[WHAT YOU NEED TO DO] Locate every line in the records below that contains the word "Pemantauan", and copy each one.

>>>

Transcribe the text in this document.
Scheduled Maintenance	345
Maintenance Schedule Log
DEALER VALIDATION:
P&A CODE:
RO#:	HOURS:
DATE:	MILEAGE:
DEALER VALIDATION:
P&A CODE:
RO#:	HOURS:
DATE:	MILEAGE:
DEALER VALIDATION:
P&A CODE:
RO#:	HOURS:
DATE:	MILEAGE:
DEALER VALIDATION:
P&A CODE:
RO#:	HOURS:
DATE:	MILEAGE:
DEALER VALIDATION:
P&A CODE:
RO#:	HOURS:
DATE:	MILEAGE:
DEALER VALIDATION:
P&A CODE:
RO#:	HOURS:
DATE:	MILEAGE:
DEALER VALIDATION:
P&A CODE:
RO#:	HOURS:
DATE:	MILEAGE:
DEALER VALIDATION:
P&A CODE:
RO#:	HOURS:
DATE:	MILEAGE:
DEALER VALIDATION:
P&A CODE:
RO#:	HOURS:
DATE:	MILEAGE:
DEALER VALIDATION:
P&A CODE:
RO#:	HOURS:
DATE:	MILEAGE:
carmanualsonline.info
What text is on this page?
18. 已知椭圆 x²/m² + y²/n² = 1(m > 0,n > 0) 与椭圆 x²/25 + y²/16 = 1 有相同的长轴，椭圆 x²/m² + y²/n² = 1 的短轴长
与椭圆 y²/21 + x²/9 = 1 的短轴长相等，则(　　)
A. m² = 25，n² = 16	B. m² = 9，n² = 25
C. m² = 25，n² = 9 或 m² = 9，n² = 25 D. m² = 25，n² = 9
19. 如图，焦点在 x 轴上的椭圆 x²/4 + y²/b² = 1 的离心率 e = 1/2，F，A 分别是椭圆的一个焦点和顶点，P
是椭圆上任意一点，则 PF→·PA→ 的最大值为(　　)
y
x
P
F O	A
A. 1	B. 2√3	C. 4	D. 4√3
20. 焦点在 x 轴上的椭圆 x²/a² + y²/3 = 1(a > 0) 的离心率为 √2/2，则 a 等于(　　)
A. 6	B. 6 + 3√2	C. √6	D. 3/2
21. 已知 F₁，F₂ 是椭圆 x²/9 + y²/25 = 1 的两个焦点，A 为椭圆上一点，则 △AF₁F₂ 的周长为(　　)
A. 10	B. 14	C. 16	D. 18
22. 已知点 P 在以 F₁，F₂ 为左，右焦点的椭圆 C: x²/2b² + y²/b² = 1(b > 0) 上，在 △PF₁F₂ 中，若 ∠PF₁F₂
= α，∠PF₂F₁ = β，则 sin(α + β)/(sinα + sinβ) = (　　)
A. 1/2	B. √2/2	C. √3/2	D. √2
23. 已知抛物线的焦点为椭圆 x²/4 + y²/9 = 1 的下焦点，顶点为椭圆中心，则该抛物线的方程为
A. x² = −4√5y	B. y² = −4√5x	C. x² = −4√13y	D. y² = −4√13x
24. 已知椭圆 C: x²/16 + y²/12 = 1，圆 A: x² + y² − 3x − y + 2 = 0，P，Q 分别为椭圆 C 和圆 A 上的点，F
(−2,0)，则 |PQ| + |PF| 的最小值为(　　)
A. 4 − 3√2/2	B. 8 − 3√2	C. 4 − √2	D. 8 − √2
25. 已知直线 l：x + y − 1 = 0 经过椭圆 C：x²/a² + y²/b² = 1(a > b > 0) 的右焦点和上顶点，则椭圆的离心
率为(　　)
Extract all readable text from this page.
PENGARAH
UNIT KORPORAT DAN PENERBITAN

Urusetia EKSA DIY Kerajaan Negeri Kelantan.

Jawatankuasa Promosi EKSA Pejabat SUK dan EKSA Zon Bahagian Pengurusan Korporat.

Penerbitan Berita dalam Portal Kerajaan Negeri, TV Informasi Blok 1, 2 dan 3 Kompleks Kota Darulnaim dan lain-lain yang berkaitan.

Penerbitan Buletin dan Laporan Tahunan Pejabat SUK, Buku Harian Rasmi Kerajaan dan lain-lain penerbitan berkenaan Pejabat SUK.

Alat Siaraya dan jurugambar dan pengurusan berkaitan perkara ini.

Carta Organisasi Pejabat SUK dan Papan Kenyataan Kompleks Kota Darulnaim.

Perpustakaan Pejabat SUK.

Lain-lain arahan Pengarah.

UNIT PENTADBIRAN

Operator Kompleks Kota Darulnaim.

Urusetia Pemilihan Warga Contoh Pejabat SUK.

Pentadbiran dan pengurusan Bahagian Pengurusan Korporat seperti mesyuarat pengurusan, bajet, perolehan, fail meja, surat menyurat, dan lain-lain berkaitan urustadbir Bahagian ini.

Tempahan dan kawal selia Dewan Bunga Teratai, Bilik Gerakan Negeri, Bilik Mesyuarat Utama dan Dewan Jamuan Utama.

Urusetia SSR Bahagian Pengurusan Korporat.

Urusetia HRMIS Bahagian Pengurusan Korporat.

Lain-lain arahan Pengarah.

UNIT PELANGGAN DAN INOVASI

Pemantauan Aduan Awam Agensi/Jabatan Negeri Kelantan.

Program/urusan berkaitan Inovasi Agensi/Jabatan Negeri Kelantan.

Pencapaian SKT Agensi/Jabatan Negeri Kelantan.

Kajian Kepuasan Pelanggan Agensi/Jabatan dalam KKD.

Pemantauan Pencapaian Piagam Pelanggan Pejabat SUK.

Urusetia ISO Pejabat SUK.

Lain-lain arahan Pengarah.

<<<

[CORRECT RESULT]
Pemantauan Aduan Awam Agensi/Jabatan Negeri Kelantan.
Pemantauan Pencapaian Piagam Pelanggan Pejabat SUK.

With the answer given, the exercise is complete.